> Extracted text:
———

I think the relevant wording is 14.7 sub 4. A specialization is either an
(implicit or explicit) instantiation or an esplicit specialization. Therefore a
definition of another template is not a specialization but an overloaded
template function. Some confusion may arise because of the wording in 14.5.5.2
(expecially subs 2, 4 and 5) where the concept of "more specialized" is used to
define partial ordering of *overloaded* template function specializations. For
example:

static unsigned logCount=0;

// this is a template
template <typename T>
void doLog( const T& )
{
    ++logCount;
}

// explicit instantiation of specialization for bool
template
void doLog<bool>(const bool& );

// explicit specialization for int
template <>
void doLog<int>( const int& )
{
    // do not log ints
}

....
    double d;
    bool b;
    int i;

    // call implicit instantiation of
    // specialization for double:
    // void doLog<double>(const double&)
    doLog(d);    // increments logCount

    // call explicit instantiation of
    // specialization for bool:
    // void doLog<bool>(const bool&)
    doLog(b);    // increments logCount

    // call explicit
    // specialization for int:
    // void doLog<int>(const int&)
    doLog(i);    // does not increment logCount
....

// this is another template that overloads
// the previous one
template <typename T>
void doLog( const T* const& )

———

> Raw records:
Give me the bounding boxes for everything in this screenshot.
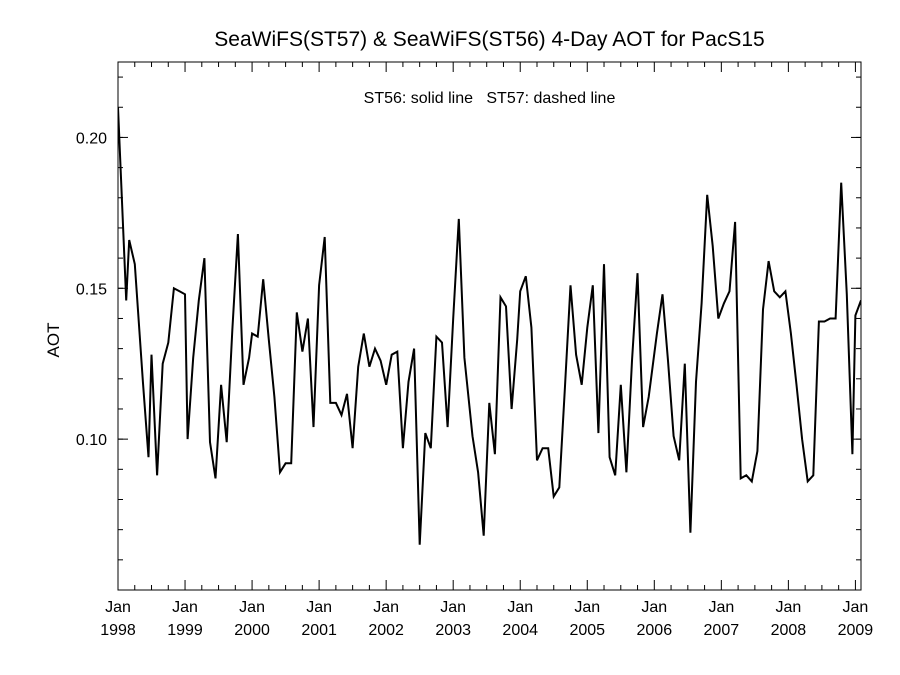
x-tick-label-year: 2000 — [234, 622, 270, 639]
x-tick-label-month: Jan — [239, 599, 265, 616]
x-tick-label-year: 2004 — [502, 622, 538, 639]
x-tick-label-year: 2001 — [301, 622, 337, 639]
x-tick-label-month: Jan — [306, 599, 332, 616]
x-tick-label-month: Jan — [574, 599, 600, 616]
x-tick-label-month: Jan — [105, 599, 131, 616]
x-tick-label-year: 2007 — [704, 622, 740, 639]
x-tick-label-month: Jan — [373, 599, 399, 616]
y-tick-label: 0.10 — [76, 432, 107, 449]
y-tick-label: 0.15 — [76, 281, 107, 298]
x-tick-label-month: Jan — [775, 599, 801, 616]
x-tick-label-year: 2008 — [771, 622, 807, 639]
x-tick-label-month: Jan — [708, 599, 734, 616]
x-tick-label-month: Jan — [440, 599, 466, 616]
x-tick-label-year: 2006 — [637, 622, 673, 639]
x-tick-label-month: Jan — [641, 599, 667, 616]
series-line-solid — [118, 107, 861, 545]
line-style-annotation: ST56: solid line ST57: dashed line — [363, 90, 616, 107]
x-tick-label-month: Jan — [843, 599, 869, 616]
x-tick-label-month: Jan — [172, 599, 198, 616]
x-tick-label-year: 1999 — [167, 622, 203, 639]
y-tick-label: 0.20 — [76, 130, 107, 147]
chart-title: SeaWiFS(ST57) & SeaWiFS(ST56) 4-Day AOT … — [214, 28, 765, 51]
x-tick-label-year: 2003 — [435, 622, 471, 639]
x-tick-label-month: Jan — [507, 599, 533, 616]
x-tick-label-year: 2005 — [569, 622, 605, 639]
plot-frame — [117, 61, 862, 591]
x-tick-label-year: 1998 — [100, 622, 136, 639]
x-tick-label-year: 2002 — [368, 622, 404, 639]
x-tick-label-year: 2009 — [838, 622, 874, 639]
y-axis-label: AOT — [44, 322, 63, 358]
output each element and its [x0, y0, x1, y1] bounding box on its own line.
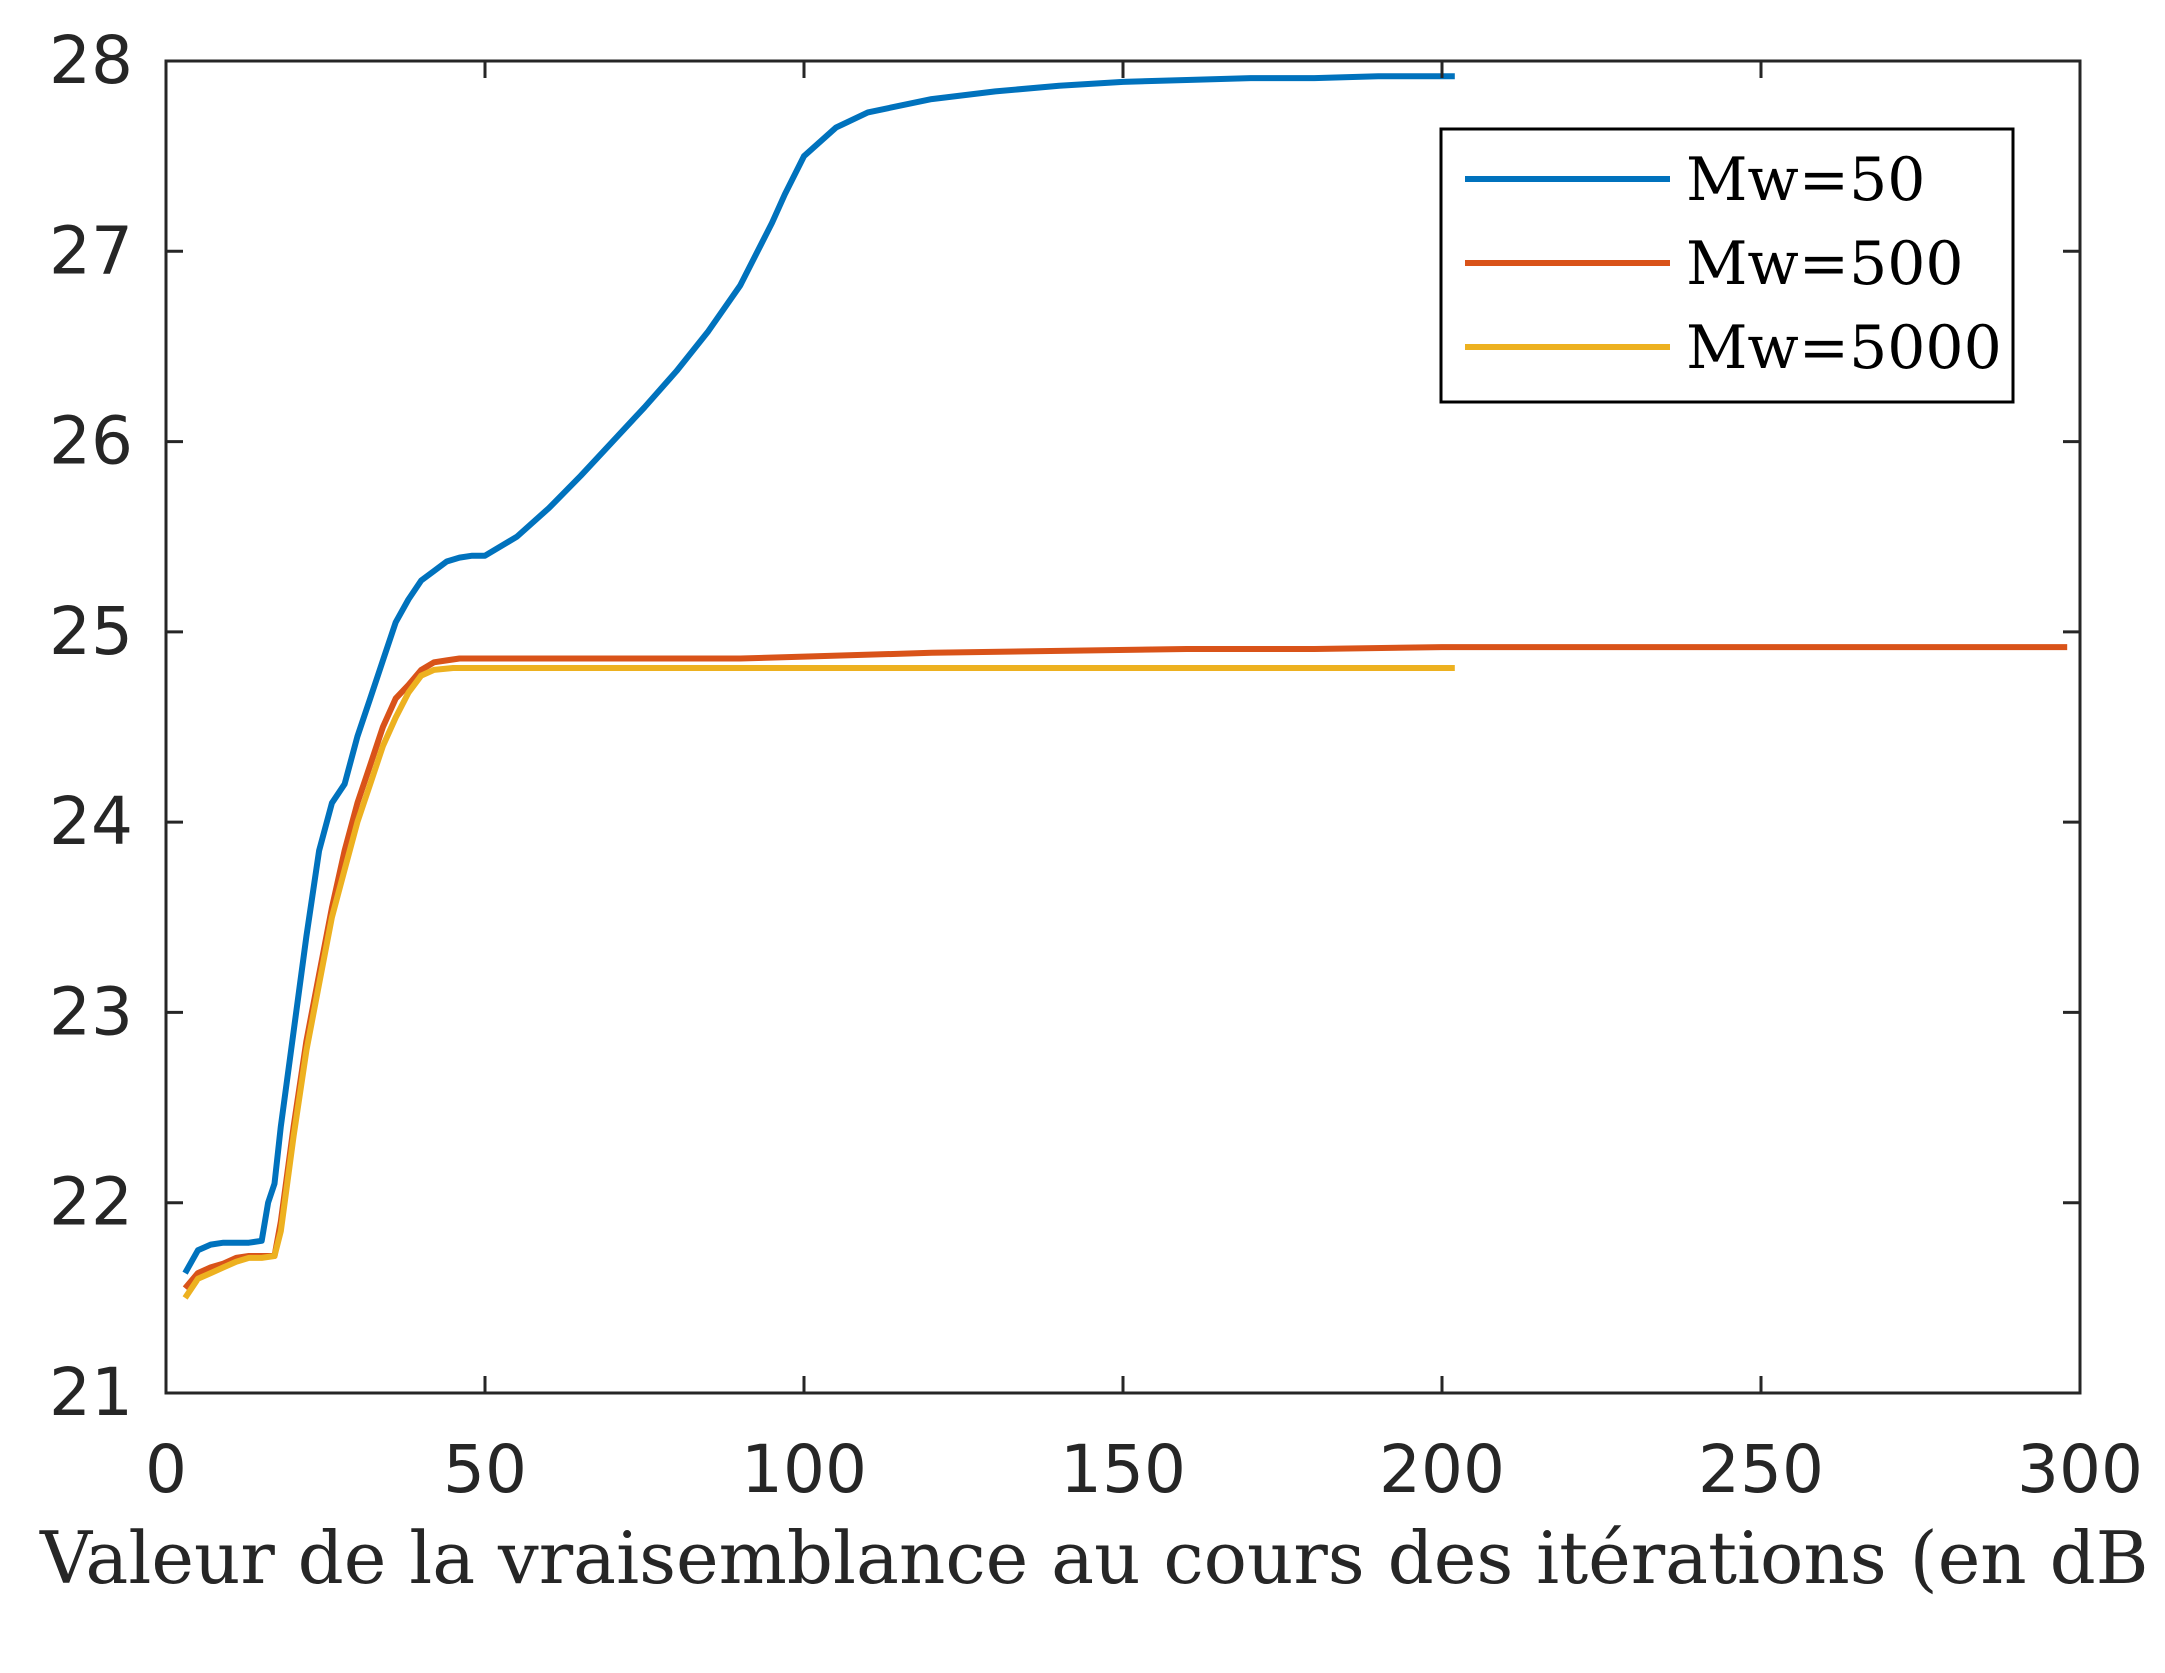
x-tick-label: 50 [443, 1431, 527, 1508]
series-layer [182, 73, 2068, 1300]
y-tick-label: 28 [49, 22, 133, 99]
x-tick-label: 250 [1698, 1431, 1824, 1508]
legend-label: Mw=50 [1686, 145, 1925, 215]
y-tick-label: 22 [49, 1164, 133, 1241]
x-tick-label: 150 [1060, 1431, 1186, 1508]
series-line-3 [182, 665, 1455, 1300]
y-tick-label: 25 [49, 593, 133, 670]
y-tick-label: 21 [49, 1354, 133, 1431]
x-axis-title: Valeur de la vraisemblance au cours des … [39, 1516, 2149, 1600]
series-line-1 [182, 73, 1455, 1275]
y-tick-label: 23 [49, 973, 133, 1050]
x-tick-label: 0 [145, 1431, 187, 1508]
x-tick-label: 100 [741, 1431, 867, 1508]
legend-label: Mw=5000 [1686, 313, 2002, 383]
ticks-layer: 0 50 100 150 200 250 300 21 22 23 24 25 26 27 28 [49, 22, 2143, 1508]
y-tick-label: 27 [49, 212, 133, 289]
x-tick-label: 200 [1379, 1431, 1505, 1508]
y-tick-label: 26 [49, 403, 133, 480]
legend-label: Mw=500 [1686, 229, 1964, 299]
x-tick-label: 300 [2017, 1431, 2143, 1508]
legend: Mw=50 Mw=500 Mw=5000 [1439, 127, 2015, 404]
y-tick-label: 24 [49, 783, 133, 860]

———

> Problem description: Repeat the passage of the C++ template specialization text that begins at the words "I think the" and stops after "doLog( const T& )", keeping every character unchanged.

> Answer to the task:
I think the relevant wording is 14.7 sub 4. A specialization is either an
(implicit or explicit) instantiation or an esplicit specialization. Therefore a
definition of another template is not a specialization but an overloaded
template function. Some confusion may arise because of the wording in 14.5.5.2
(expecially subs 2, 4 and 5) where the concept of "more specialized" is used to
define partial ordering of *overloaded* template function specializations. For
example:

static unsigned logCount=0;

// this is a template
template <typename T>
void doLog( const T& )